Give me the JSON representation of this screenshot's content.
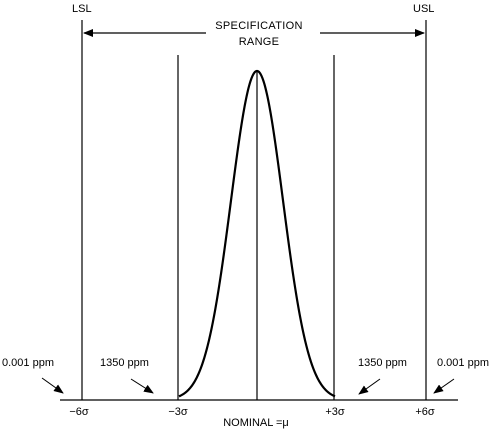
{
  "labels": {
    "lsl": "LSL",
    "usl": "USL",
    "spec_line1": "SPECIFICATION",
    "spec_line2": "RANGE",
    "nominal": "NOMINAL =μ",
    "left_outer_ppm": "0.001 ppm",
    "left_inner_ppm": "1350 ppm",
    "right_inner_ppm": "1350 ppm",
    "right_outer_ppm": "0.001 ppm"
  },
  "axis_ticks": {
    "minus_6_sigma": "−6σ",
    "minus_3_sigma": "−3σ",
    "plus_3_sigma": "+3σ",
    "plus_6_sigma": "+6σ"
  },
  "chart_data": {
    "type": "line",
    "series": [
      {
        "kind": "normal-distribution",
        "mean": 0,
        "std_dev": 1
      }
    ],
    "xlim": [
      -7.5,
      7.5
    ],
    "vertical_lines": [
      -6,
      -3,
      0,
      3,
      6
    ]
  },
  "colors": {
    "ink": "#000000",
    "background": "#ffffff"
  }
}
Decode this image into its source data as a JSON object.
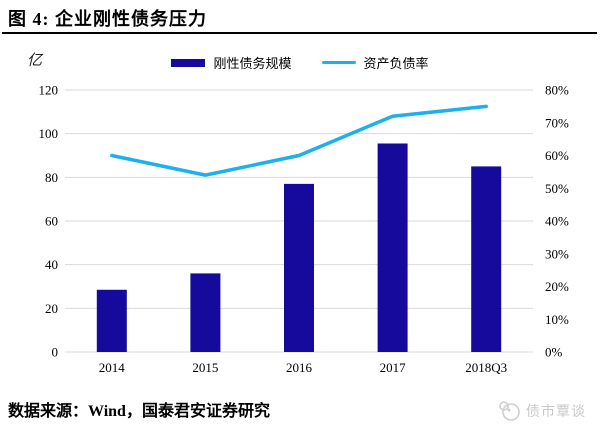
{
  "title": "图 4: 企业刚性债务压力",
  "unit_label": "亿",
  "source": "数据来源：Wind，国泰君安证券研究",
  "watermark": "债市覃谈",
  "colors": {
    "bar": "#150A9C",
    "line": "#1CB0EC",
    "grid": "#D9D9D9",
    "watermark": "#CCCCCC",
    "rule": "#000000"
  },
  "chart_data": {
    "type": "bar",
    "note": "combo chart: bars on left axis, line on right axis",
    "title": "企业刚性债务压力",
    "categories": [
      "2014",
      "2015",
      "2016",
      "2017",
      "2018Q3"
    ],
    "series": [
      {
        "name": "刚性债务规模",
        "type": "bar",
        "axis": "left",
        "values": [
          28.5,
          36,
          77,
          95.5,
          85
        ]
      },
      {
        "name": "资产负债率",
        "type": "line",
        "axis": "right",
        "values": [
          60,
          54,
          60,
          72,
          75
        ]
      }
    ],
    "left_axis": {
      "unit": "亿",
      "min": 0,
      "max": 120,
      "step": 20,
      "ticks": [
        "0",
        "20",
        "40",
        "60",
        "80",
        "100",
        "120"
      ]
    },
    "right_axis": {
      "unit": "%",
      "min": 0,
      "max": 80,
      "step": 10,
      "ticks": [
        "0%",
        "10%",
        "20%",
        "30%",
        "40%",
        "50%",
        "60%",
        "70%",
        "80%"
      ]
    },
    "grid": true,
    "legend_position": "top"
  }
}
★ ★ ★ ★ ★ ★ ★
## WHAT TO WORK ON
Every record must be copied exactly, with the pictures left out.

## RESULT OF THIS EXERCISE
Give me the JSON representation of this screenshot's content.
{
  "labels": {
    "lsl": "LSL",
    "usl": "USL",
    "spec_line1": "SPECIFICATION",
    "spec_line2": "RANGE",
    "nominal": "NOMINAL =μ",
    "left_outer_ppm": "0.001 ppm",
    "left_inner_ppm": "1350 ppm",
    "right_inner_ppm": "1350 ppm",
    "right_outer_ppm": "0.001 ppm"
  },
  "axis_ticks": {
    "minus_6_sigma": "−6σ",
    "minus_3_sigma": "−3σ",
    "plus_3_sigma": "+3σ",
    "plus_6_sigma": "+6σ"
  },
  "chart_data": {
    "type": "line",
    "series": [
      {
        "kind": "normal-distribution",
        "mean": 0,
        "std_dev": 1
      }
    ],
    "xlim": [
      -7.5,
      7.5
    ],
    "vertical_lines": [
      -6,
      -3,
      0,
      3,
      6
    ]
  },
  "colors": {
    "ink": "#000000",
    "background": "#ffffff"
  }
}
Decode this image into its source data as a JSON object.
{
  "title": "图 4: 企业刚性债务压力",
  "unit_label": "亿",
  "source": "数据来源：Wind，国泰君安证券研究",
  "watermark": "债市覃谈",
  "colors": {
    "bar": "#150A9C",
    "line": "#1CB0EC",
    "grid": "#D9D9D9",
    "watermark": "#CCCCCC",
    "rule": "#000000"
  },
  "chart_data": {
    "type": "bar",
    "note": "combo chart: bars on left axis, line on right axis",
    "title": "企业刚性债务压力",
    "categories": [
      "2014",
      "2015",
      "2016",
      "2017",
      "2018Q3"
    ],
    "series": [
      {
        "name": "刚性债务规模",
        "type": "bar",
        "axis": "left",
        "values": [
          28.5,
          36,
          77,
          95.5,
          85
        ]
      },
      {
        "name": "资产负债率",
        "type": "line",
        "axis": "right",
        "values": [
          60,
          54,
          60,
          72,
          75
        ]
      }
    ],
    "left_axis": {
      "unit": "亿",
      "min": 0,
      "max": 120,
      "step": 20,
      "ticks": [
        "0",
        "20",
        "40",
        "60",
        "80",
        "100",
        "120"
      ]
    },
    "right_axis": {
      "unit": "%",
      "min": 0,
      "max": 80,
      "step": 10,
      "ticks": [
        "0%",
        "10%",
        "20%",
        "30%",
        "40%",
        "50%",
        "60%",
        "70%",
        "80%"
      ]
    },
    "grid": true,
    "legend_position": "top"
  }
}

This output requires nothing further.